■ TEXT BLOCK:
7. Repairing disk / partitions via GRUB fsck.mode and fsck.repair kernel module options

It is also possible to force a fsck.repair on boot via GRUB, but that usually is not an option someone would like as the machine might fail too boot if it hards to repair hardly, however in difficult situations with failing disks temporary enabling it is good idea.

This can be done by including for grub initial config

GRUB_CMDLINE_LINUX_DEFAULT="quiet splash fsck.mode=force fsck.repair=yes"

fsck.mode=force – will force a fsck each time a system boot and keeping that value enabled for a long time inside GRUB is stupid for servers as

sometimes booting could be severely prolonged because of the checks especially with servers with many or slow old hard drives.

fsck.repair=yes – will make the fsck try to repair if it finds bad blocks when checking (be absolutely sure you know, what you're doing if passing this options)

The options can be also set via editing the GRUB boot screen, if you have physical access to the server and don't want to reload the grub loader and possibly make the machine unbootable on next boot.
 

8. Few more details on how /etc/fstab disk fsck check parameters values for Systemd Linux machines works

The "proper" way on systemd (if we can talk about proper way on Linux) to runs fsck for each filesystem that has a fsck is to pass number greater than 0 set in
/etc/fstab (last column in /etc/fstab), so make sure you edit your /etc/fstab if that's not the case.

The root partition should be set to 1 (first to be checked), while other partitions you want to be checked should be set to 2.

Example /etc/fstab:
 

# /etc/fstab: static file system information.

/dev/sda1  /      ext4  errors=remount-ro  0  1
/dev/sda5  /home  ext4  defaults           0  2

The values you can put here as a second number meaning is as follows:
0 – disabled, that is do not check filesystem
1 – partition with this PASS value has a higher priority and is checked first. This value is usually set to the root / partition
2 – partitions with this PASS value will be checked last

a) Check the produced log out of fsck

Unfortunately on the older versions of Linux distros with SystemV fsck log output might be not generated except on the physical console so if you have a kind of duplicator device physical tty on the display port of the server, you might capture some bad block reports or fixed errors messages, but if you don't you might just cross the fingers and hope that anything found FS irregularities was recovered.

■ WHAT IS NEEDED: Translate this sentence from the text on fsck options into Spanish: "The root partition should be set to 1 (first to be checked), while other partitions you want to be checked should be set to 2." The lines after this point are separate material, unconnected to the text on fsck options.

■ RECORDED INFORMATION:

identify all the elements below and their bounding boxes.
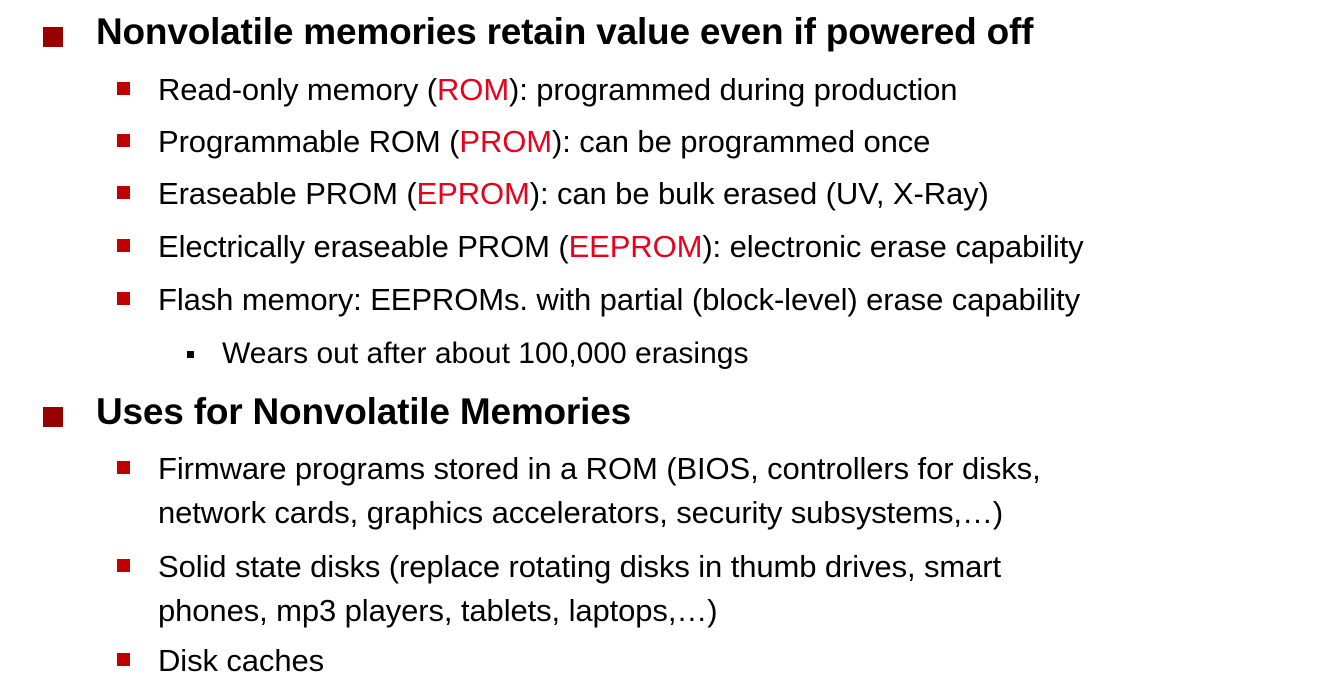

■ RESULT OF THIS EXERCISE: La partición raíz debe establecerse en 1 (la primera en comprobarse), mientras que las demás particiones que quieras comprobar deben establecerse en 2.